Task to complete – Reproduce every row below with "histogram-bar" swapped for "bar" throughout and nothing else altered, omitting the picture.

Given records –
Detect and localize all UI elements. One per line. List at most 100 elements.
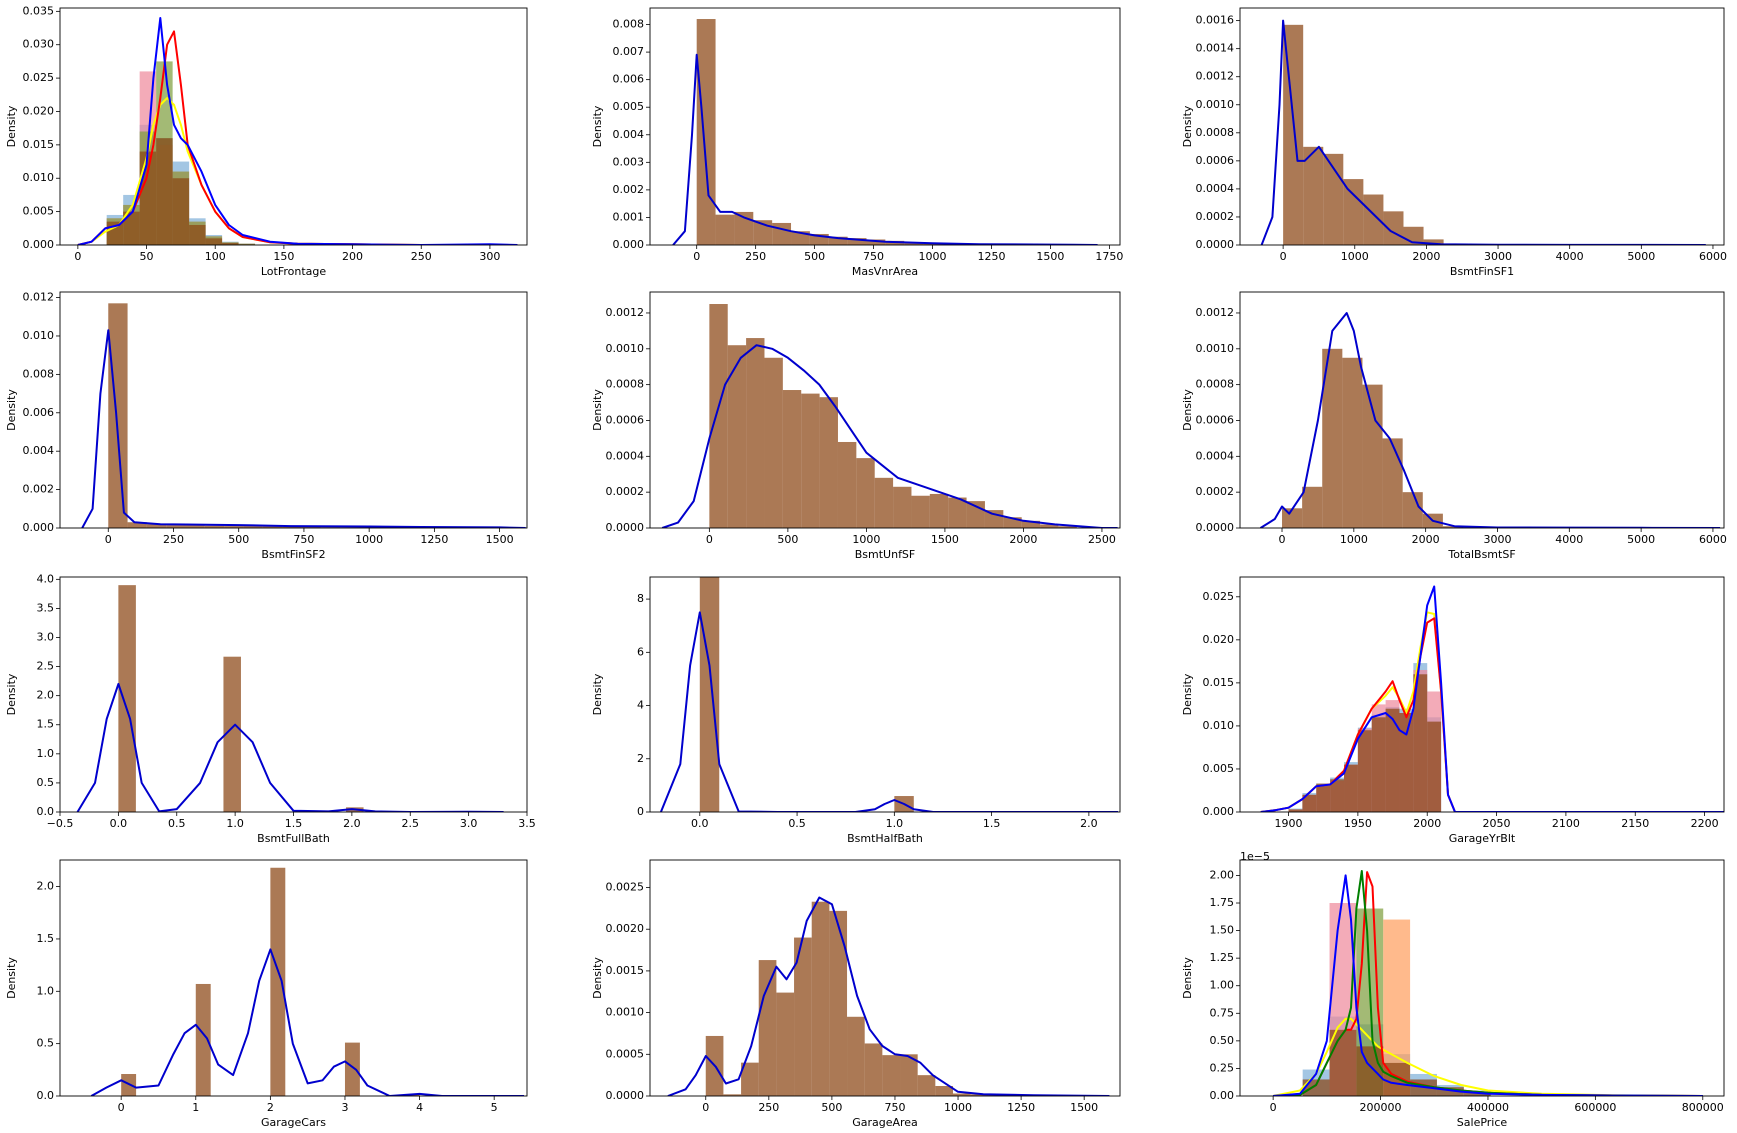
y-tick-label: 0.010 [23,329,55,342]
x-tick-label: 600000 [1574,1101,1616,1114]
histogram-bar [809,233,829,245]
x-tick-label: 5000 [1627,533,1655,546]
y-tick-label: 0.004 [613,128,645,141]
histogram-bar [270,867,286,1096]
histogram-bar [1344,764,1358,812]
histogram-bar [847,238,867,245]
x-tick-label: 500 [821,1101,842,1114]
y-tick-label: 1.25 [1210,951,1235,964]
y-tick-label: 0.015 [23,138,55,151]
kde-line [667,896,1110,1096]
histogram-bar [118,585,136,812]
x-axis-label: TotalBsmtSF [1447,548,1515,561]
y-tick-label: 0.0012 [606,306,645,319]
histogram-bar [828,236,848,245]
histogram-bar [727,345,747,528]
x-tick-label: 1000 [1341,250,1369,263]
y-axis-label: Density [591,105,604,147]
y-tick-label: 0.0008 [1196,378,1235,391]
x-tick-label: 0 [702,1101,709,1114]
y-tick-label: 0.0000 [1196,521,1235,534]
y-tick-label: 0.0000 [606,1089,645,1102]
y-tick-label: 0.0015 [606,964,645,977]
kde-line [76,683,504,812]
histogram-bar [935,1085,953,1096]
y-tick-label: 0.008 [23,367,55,380]
histogram-bar [1343,179,1364,245]
axes-frame [649,576,1121,813]
x-tick-label: 1000 [852,533,880,546]
histogram-bar [185,525,205,528]
y-tick-label: 0.025 [23,71,55,84]
x-tick-label: 0.5 [788,817,806,830]
x-tick-label: 1750 [1095,250,1123,263]
y-tick-label: 0.0000 [606,521,645,534]
y-tick-label: 0.010 [1203,719,1235,732]
histogram-bar [1385,708,1400,812]
plot-area [77,17,518,245]
x-tick-label: 4 [416,1101,423,1114]
histogram-bar [776,992,795,1096]
y-tick-label: 0.0005 [606,1047,645,1060]
y-tick-label: 4.0 [37,572,55,585]
plot-area [659,577,1119,812]
x-tick-label: 0 [1270,1101,1277,1114]
kde-line [81,329,526,528]
histogram-bar [866,239,886,245]
histogram-bar [1282,508,1303,528]
y-tick-label: 0.006 [23,406,55,419]
histogram-bar [1362,384,1383,528]
y-tick-label: 0.0 [37,1089,55,1102]
y-tick-label: 0.030 [23,38,55,51]
histogram-bar [282,526,302,528]
y-tick-label: 3.5 [37,601,55,614]
axes-frame [59,7,528,246]
x-tick-label: 1950 [1344,817,1372,830]
histogram-bar [1363,194,1384,245]
x-tick-label: 1.5 [285,817,303,830]
y-axis-label: Density [5,957,18,999]
histogram-bar [746,338,765,528]
plot-area [81,303,526,528]
y-axis-label: Density [1181,105,1194,147]
y-tick-label: 0.0004 [1196,449,1235,462]
x-tick-label: 3000 [1483,533,1511,546]
y-tick-label: 0.0006 [606,413,645,426]
x-tick-label: 6000 [1699,533,1727,546]
subplot: 0 250 500 750 1000 1250 1500 0.0000 0.0005 0.0010… [591,859,1121,1129]
y-tick-label: 0.50 [1210,1034,1235,1047]
histogram-bar [127,522,147,528]
y-tick-label: 0.002 [613,183,645,196]
y-tick-label: 0.0012 [1196,306,1235,319]
x-tick-label: 200000 [1360,1101,1402,1114]
x-tick-label: 2000 [1413,817,1441,830]
histogram-bar [801,393,820,528]
plot-area [1260,585,1724,812]
histogram-bar [952,1093,971,1096]
y-tick-label: 0.010 [23,171,55,184]
x-tick-label: 1.5 [983,817,1001,830]
x-tick-label: 200 [342,250,363,263]
histogram-bar [166,525,186,528]
histogram-bar [772,222,792,245]
kde-line [661,344,1118,528]
x-tick-label: −0.5 [47,817,74,830]
histogram-bar [764,357,783,528]
histogram-bar [344,1042,360,1096]
axes-frame [649,291,1121,529]
subplot: 0 200000 400000 600000 800000 0.00 0.25 0.50 0.7… [1181,850,1725,1129]
x-tick-label: 50 [140,250,154,263]
y-tick-label: 0.0016 [1196,14,1235,27]
histogram-bar [811,901,830,1096]
y-tick-label: 8 [637,592,644,605]
subplot: 0 250 500 750 1000 1250 1500 0.000 0.002 0.004 0.0… [5,291,528,561]
x-tick-label: 1000 [355,533,383,546]
y-tick-label: 0.012 [23,291,55,304]
y-tick-label: 1.0 [37,747,55,760]
histogram-bar [723,1094,742,1096]
histogram-bar [1357,730,1372,812]
histogram-bar [172,178,190,245]
y-tick-label: 0.000 [23,238,55,251]
x-axis-label: BsmtUnfSF [855,548,916,561]
y-tick-label: 0.0012 [1196,70,1235,83]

Task solution –
Detect and localize all UI elements. One per line. List at most 100 elements.
y-tick-label: 0.010 [23,329,55,342]
x-tick-label: 600000 [1574,1101,1616,1114]
bar [809,233,829,245]
x-tick-label: 5000 [1627,533,1655,546]
y-tick-label: 0.004 [613,128,645,141]
bar [270,867,286,1096]
bar [1344,764,1358,812]
bar [847,238,867,245]
x-tick-label: 500 [821,1101,842,1114]
y-tick-label: 1.25 [1210,951,1235,964]
y-tick-label: 0.015 [23,138,55,151]
kde-line [667,896,1110,1096]
bar [118,585,136,812]
x-axis-label: TotalBsmtSF [1447,548,1515,561]
y-tick-label: 0.0012 [606,306,645,319]
bar [828,236,848,245]
bar [727,345,747,528]
x-tick-label: 1000 [1341,250,1369,263]
y-axis-label: Density [591,105,604,147]
y-tick-label: 0.0008 [1196,378,1235,391]
x-tick-label: 0 [702,1101,709,1114]
y-tick-label: 0.0000 [1196,521,1235,534]
y-tick-label: 0.0000 [606,1089,645,1102]
y-tick-label: 0.0015 [606,964,645,977]
kde-line [76,683,504,812]
bar [935,1085,953,1096]
y-tick-label: 0.008 [23,367,55,380]
bar [1343,179,1364,245]
axes-frame [649,576,1121,813]
x-tick-label: 1000 [852,533,880,546]
bar [185,525,205,528]
y-tick-label: 0.025 [23,71,55,84]
x-tick-label: 0.5 [788,817,806,830]
x-tick-label: 1750 [1095,250,1123,263]
y-tick-label: 0.0000 [606,521,645,534]
y-tick-label: 0.010 [1203,719,1235,732]
bar [1385,708,1400,812]
plot-area [77,17,518,245]
x-tick-label: 4 [416,1101,423,1114]
bar [776,992,795,1096]
y-tick-label: 0.0005 [606,1047,645,1060]
y-tick-label: 4.0 [37,572,55,585]
plot-area [659,577,1119,812]
x-tick-label: 0 [1270,1101,1277,1114]
kde-line [81,329,526,528]
bar [866,239,886,245]
bar [1282,508,1303,528]
y-tick-label: 0.006 [23,406,55,419]
bar [1362,384,1383,528]
y-tick-label: 0.0 [37,1089,55,1102]
y-tick-label: 0.030 [23,38,55,51]
bar [282,526,302,528]
y-tick-label: 3.5 [37,601,55,614]
axes-frame [59,7,528,246]
x-tick-label: 1950 [1344,817,1372,830]
bar [1363,194,1384,245]
x-tick-label: 1.5 [285,817,303,830]
y-axis-label: Density [5,957,18,999]
bar [746,338,765,528]
plot-area [81,303,526,528]
y-axis-label: Density [1181,105,1194,147]
y-tick-label: 0.0004 [1196,449,1235,462]
x-tick-label: 3000 [1483,533,1511,546]
y-tick-label: 0.0006 [606,413,645,426]
x-tick-label: 6000 [1699,533,1727,546]
subplot: 0 250 500 750 1000 1250 1500 0.0000 0.0005 0.0010… [591,859,1121,1129]
y-tick-label: 0.50 [1210,1034,1235,1047]
bar [127,522,147,528]
y-tick-label: 0.002 [613,183,645,196]
y-tick-label: 0.0012 [1196,306,1235,319]
x-tick-label: 200000 [1360,1101,1402,1114]
x-tick-label: 2000 [1413,817,1441,830]
bar [801,393,820,528]
plot-area [1260,585,1724,812]
bar [952,1093,971,1096]
y-tick-label: 0.010 [23,171,55,184]
x-tick-label: 1.5 [983,817,1001,830]
x-tick-label: 200 [342,250,363,263]
bar [166,525,186,528]
bar [772,222,792,245]
kde-line [661,344,1118,528]
x-tick-label: −0.5 [47,817,74,830]
bar [764,357,783,528]
bar [344,1042,360,1096]
axes-frame [649,291,1121,529]
subplot: 0 200000 400000 600000 800000 0.00 0.25 0.50 0.7… [1181,850,1725,1129]
x-tick-label: 50 [140,250,154,263]
y-tick-label: 0.0016 [1196,14,1235,27]
bar [811,901,830,1096]
y-tick-label: 8 [637,592,644,605]
subplot: 0 250 500 750 1000 1250 1500 0.000 0.002 0.004 0.0… [5,291,528,561]
x-tick-label: 1000 [355,533,383,546]
y-tick-label: 0.012 [23,291,55,304]
y-tick-label: 1.0 [37,747,55,760]
bar [723,1094,742,1096]
bar [1357,730,1372,812]
bar [172,178,190,245]
y-tick-label: 0.000 [23,238,55,251]
x-axis-label: BsmtUnfSF [855,548,916,561]
y-tick-label: 0.0012 [1196,70,1235,83]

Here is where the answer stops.